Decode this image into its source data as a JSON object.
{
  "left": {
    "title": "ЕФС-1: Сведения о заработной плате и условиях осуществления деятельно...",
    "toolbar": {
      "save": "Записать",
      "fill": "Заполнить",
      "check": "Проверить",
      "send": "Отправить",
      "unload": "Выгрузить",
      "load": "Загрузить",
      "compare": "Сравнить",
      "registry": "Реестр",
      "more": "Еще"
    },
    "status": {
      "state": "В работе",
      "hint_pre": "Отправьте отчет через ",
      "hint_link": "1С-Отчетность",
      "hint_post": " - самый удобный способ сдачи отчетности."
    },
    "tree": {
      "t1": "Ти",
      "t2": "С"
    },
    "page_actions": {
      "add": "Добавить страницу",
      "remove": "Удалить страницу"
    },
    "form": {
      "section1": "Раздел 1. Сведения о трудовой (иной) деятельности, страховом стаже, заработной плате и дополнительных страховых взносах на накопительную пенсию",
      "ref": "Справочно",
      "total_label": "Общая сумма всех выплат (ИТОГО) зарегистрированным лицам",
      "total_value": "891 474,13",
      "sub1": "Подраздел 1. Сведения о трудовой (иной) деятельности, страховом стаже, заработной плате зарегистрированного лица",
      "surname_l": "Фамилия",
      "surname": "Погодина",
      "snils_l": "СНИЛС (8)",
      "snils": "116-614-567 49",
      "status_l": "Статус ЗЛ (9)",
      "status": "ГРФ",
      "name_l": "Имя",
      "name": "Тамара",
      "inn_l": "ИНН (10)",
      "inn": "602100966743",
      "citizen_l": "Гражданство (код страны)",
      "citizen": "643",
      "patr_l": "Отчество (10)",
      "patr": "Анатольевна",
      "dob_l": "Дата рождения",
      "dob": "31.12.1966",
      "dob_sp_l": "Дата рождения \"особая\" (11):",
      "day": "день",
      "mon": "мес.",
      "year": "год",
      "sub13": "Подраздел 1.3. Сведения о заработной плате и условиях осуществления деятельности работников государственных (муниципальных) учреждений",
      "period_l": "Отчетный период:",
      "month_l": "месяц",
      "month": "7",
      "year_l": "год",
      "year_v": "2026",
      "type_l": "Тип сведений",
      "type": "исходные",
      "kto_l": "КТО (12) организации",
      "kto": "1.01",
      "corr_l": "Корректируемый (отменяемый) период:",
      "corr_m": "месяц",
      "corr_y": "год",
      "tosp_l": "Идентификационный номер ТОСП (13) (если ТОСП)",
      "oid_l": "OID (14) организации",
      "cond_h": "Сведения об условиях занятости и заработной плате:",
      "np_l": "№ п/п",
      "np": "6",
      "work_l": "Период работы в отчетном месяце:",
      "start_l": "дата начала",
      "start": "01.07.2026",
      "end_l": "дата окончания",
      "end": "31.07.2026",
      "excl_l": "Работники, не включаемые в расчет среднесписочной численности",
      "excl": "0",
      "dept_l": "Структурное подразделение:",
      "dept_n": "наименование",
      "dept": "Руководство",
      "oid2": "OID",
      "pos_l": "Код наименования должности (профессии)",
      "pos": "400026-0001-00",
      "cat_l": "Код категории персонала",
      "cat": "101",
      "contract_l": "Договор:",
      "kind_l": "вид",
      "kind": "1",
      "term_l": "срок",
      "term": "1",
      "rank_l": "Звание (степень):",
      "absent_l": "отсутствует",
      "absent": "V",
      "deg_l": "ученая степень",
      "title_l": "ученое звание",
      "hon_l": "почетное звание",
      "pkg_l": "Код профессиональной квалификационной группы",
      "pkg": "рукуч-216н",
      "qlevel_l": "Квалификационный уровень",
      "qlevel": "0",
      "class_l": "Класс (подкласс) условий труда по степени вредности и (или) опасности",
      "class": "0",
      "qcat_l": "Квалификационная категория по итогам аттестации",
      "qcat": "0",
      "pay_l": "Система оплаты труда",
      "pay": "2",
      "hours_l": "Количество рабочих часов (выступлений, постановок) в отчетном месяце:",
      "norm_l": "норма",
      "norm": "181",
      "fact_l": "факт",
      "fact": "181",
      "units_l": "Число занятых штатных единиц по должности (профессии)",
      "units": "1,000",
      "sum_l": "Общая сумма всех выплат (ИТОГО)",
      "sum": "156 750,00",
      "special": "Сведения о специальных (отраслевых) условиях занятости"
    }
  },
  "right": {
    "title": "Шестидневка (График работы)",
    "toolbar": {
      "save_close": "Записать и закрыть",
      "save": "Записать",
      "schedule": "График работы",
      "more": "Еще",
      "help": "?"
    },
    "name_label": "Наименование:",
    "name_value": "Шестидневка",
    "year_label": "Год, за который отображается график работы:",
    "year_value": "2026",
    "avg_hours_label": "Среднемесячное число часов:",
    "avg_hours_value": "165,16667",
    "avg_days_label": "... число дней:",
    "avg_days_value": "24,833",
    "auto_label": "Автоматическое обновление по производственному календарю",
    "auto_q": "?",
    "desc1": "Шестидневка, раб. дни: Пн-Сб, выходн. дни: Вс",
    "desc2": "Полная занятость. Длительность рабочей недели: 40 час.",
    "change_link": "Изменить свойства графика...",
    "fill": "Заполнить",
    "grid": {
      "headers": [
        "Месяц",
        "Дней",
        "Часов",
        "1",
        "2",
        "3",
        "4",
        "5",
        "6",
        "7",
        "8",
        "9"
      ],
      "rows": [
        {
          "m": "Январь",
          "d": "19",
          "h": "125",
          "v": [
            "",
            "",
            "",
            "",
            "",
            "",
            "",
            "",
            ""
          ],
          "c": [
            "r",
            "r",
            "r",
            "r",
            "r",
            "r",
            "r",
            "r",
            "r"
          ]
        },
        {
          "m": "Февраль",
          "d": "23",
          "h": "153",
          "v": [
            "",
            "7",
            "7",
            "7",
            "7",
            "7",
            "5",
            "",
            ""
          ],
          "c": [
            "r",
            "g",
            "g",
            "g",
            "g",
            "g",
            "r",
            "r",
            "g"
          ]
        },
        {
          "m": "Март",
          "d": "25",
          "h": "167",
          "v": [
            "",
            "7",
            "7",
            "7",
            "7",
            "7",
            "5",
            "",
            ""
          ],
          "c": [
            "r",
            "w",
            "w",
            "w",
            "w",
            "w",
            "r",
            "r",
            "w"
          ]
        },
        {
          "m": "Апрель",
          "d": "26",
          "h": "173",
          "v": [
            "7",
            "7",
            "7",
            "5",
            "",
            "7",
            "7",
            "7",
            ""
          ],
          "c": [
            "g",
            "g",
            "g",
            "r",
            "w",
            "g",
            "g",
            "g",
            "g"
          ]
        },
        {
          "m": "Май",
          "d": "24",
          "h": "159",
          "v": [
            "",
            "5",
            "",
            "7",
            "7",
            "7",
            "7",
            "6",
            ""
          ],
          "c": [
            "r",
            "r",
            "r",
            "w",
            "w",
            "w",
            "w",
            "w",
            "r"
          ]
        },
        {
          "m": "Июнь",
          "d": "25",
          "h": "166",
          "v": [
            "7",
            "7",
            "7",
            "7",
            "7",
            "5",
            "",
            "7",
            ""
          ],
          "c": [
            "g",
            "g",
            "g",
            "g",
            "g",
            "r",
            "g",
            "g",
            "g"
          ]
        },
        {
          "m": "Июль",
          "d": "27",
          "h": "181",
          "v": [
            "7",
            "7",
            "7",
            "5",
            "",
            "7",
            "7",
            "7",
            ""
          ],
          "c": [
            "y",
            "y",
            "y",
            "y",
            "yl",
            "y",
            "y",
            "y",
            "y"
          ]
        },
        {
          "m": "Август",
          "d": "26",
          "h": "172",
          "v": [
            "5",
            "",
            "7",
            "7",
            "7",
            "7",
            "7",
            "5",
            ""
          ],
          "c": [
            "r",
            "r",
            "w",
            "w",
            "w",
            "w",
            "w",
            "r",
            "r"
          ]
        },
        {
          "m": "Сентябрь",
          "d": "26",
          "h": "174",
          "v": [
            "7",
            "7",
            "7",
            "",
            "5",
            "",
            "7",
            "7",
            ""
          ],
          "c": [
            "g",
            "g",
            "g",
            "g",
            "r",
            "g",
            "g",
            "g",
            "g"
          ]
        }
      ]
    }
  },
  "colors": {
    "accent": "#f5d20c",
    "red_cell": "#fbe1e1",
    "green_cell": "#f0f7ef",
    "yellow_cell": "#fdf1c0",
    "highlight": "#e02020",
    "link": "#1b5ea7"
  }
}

__Task details__: Search the material above for "занятости". Pull out each line where it shows up.

__Solution for this task__:
      "cond_h": "Сведения об условиях занятости и заработной плате:",
      "special": "Сведения о специальных (отраслевых) условиях занятости"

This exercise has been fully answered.